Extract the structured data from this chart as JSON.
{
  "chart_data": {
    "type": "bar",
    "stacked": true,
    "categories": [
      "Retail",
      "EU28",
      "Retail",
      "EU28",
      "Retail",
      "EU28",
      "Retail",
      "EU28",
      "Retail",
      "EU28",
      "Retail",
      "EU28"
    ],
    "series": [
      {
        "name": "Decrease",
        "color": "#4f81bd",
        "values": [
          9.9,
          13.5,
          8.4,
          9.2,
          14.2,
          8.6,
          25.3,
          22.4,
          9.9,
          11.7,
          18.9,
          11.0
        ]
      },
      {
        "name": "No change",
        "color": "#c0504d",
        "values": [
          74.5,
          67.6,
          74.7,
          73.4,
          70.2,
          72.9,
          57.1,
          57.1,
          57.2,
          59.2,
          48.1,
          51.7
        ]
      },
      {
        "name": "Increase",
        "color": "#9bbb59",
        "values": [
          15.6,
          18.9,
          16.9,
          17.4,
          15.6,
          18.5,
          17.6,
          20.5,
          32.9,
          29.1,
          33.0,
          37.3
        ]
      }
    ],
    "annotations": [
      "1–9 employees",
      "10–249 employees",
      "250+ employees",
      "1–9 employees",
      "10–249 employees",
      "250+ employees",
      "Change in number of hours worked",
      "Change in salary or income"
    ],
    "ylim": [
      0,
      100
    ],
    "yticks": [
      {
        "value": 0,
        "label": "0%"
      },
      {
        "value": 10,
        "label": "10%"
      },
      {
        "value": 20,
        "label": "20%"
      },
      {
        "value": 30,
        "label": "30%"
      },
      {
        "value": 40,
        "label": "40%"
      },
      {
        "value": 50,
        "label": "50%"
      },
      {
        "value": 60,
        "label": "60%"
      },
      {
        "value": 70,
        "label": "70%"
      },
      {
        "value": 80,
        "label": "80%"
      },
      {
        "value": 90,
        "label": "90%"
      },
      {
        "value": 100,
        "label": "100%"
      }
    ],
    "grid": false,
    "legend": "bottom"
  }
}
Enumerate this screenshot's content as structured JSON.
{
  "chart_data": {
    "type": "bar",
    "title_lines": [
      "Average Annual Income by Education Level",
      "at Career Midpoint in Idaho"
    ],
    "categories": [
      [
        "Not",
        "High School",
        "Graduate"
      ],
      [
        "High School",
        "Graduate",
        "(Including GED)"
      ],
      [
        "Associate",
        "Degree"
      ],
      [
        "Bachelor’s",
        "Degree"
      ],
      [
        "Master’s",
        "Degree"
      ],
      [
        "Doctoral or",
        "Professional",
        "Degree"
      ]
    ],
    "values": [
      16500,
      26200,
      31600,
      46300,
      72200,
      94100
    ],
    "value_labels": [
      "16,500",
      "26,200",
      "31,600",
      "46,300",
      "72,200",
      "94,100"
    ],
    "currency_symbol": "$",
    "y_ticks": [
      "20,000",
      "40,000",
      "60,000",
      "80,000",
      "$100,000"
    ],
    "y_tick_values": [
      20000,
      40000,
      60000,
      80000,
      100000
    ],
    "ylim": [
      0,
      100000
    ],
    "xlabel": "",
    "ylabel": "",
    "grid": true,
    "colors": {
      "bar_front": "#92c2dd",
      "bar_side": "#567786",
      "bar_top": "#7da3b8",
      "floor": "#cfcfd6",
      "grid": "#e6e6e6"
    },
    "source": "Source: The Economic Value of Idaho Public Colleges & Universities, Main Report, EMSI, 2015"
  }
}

————

> _EXERCISE TASK_: Extract all of the data shown above without alteration.

> _EXERCISE SOLUTION_:
Extract the structured data from this chart as JSON.
{
  "chart_data": {
    "type": "bar",
    "stacked": true,
    "categories": [
      "Retail",
      "EU28",
      "Retail",
      "EU28",
      "Retail",
      "EU28",
      "Retail",
      "EU28",
      "Retail",
      "EU28",
      "Retail",
      "EU28"
    ],
    "series": [
      {
        "name": "Decrease",
        "color": "#4f81bd",
        "values": [
          9.9,
          13.5,
          8.4,
          9.2,
          14.2,
          8.6,
          25.3,
          22.4,
          9.9,
          11.7,
          18.9,
          11.0
        ]
      },
      {
        "name": "No change",
        "color": "#c0504d",
        "values": [
          74.5,
          67.6,
          74.7,
          73.4,
          70.2,
          72.9,
          57.1,
          57.1,
          57.2,
          59.2,
          48.1,
          51.7
        ]
      },
      {
        "name": "Increase",
        "color": "#9bbb59",
        "values": [
          15.6,
          18.9,
          16.9,
          17.4,
          15.6,
          18.5,
          17.6,
          20.5,
          32.9,
          29.1,
          33.0,
          37.3
        ]
      }
    ],
    "annotations": [
      "1–9 employees",
      "10–249 employees",
      "250+ employees",
      "1–9 employees",
      "10–249 employees",
      "250+ employees",
      "Change in number of hours worked",
      "Change in salary or income"
    ],
    "ylim": [
      0,
      100
    ],
    "yticks": [
      {
        "value": 0,
        "label": "0%"
      },
      {
        "value": 10,
        "label": "10%"
      },
      {
        "value": 20,
        "label": "20%"
      },
      {
        "value": 30,
        "label": "30%"
      },
      {
        "value": 40,
        "label": "40%"
      },
      {
        "value": 50,
        "label": "50%"
      },
      {
        "value": 60,
        "label": "60%"
      },
      {
        "value": 70,
        "label": "70%"
      },
      {
        "value": 80,
        "label": "80%"
      },
      {
        "value": 90,
        "label": "90%"
      },
      {
        "value": 100,
        "label": "100%"
      }
    ],
    "grid": false,
    "legend": "bottom"
  }
}
Enumerate this screenshot's content as structured JSON.
{
  "chart_data": {
    "type": "bar",
    "title_lines": [
      "Average Annual Income by Education Level",
      "at Career Midpoint in Idaho"
    ],
    "categories": [
      [
        "Not",
        "High School",
        "Graduate"
      ],
      [
        "High School",
        "Graduate",
        "(Including GED)"
      ],
      [
        "Associate",
        "Degree"
      ],
      [
        "Bachelor’s",
        "Degree"
      ],
      [
        "Master’s",
        "Degree"
      ],
      [
        "Doctoral or",
        "Professional",
        "Degree"
      ]
    ],
    "values": [
      16500,
      26200,
      31600,
      46300,
      72200,
      94100
    ],
    "value_labels": [
      "16,500",
      "26,200",
      "31,600",
      "46,300",
      "72,200",
      "94,100"
    ],
    "currency_symbol": "$",
    "y_ticks": [
      "20,000",
      "40,000",
      "60,000",
      "80,000",
      "$100,000"
    ],
    "y_tick_values": [
      20000,
      40000,
      60000,
      80000,
      100000
    ],
    "ylim": [
      0,
      100000
    ],
    "xlabel": "",
    "ylabel": "",
    "grid": true,
    "colors": {
      "bar_front": "#92c2dd",
      "bar_side": "#567786",
      "bar_top": "#7da3b8",
      "floor": "#cfcfd6",
      "grid": "#e6e6e6"
    },
    "source": "Source: The Economic Value of Idaho Public Colleges & Universities, Main Report, EMSI, 2015"
  }
}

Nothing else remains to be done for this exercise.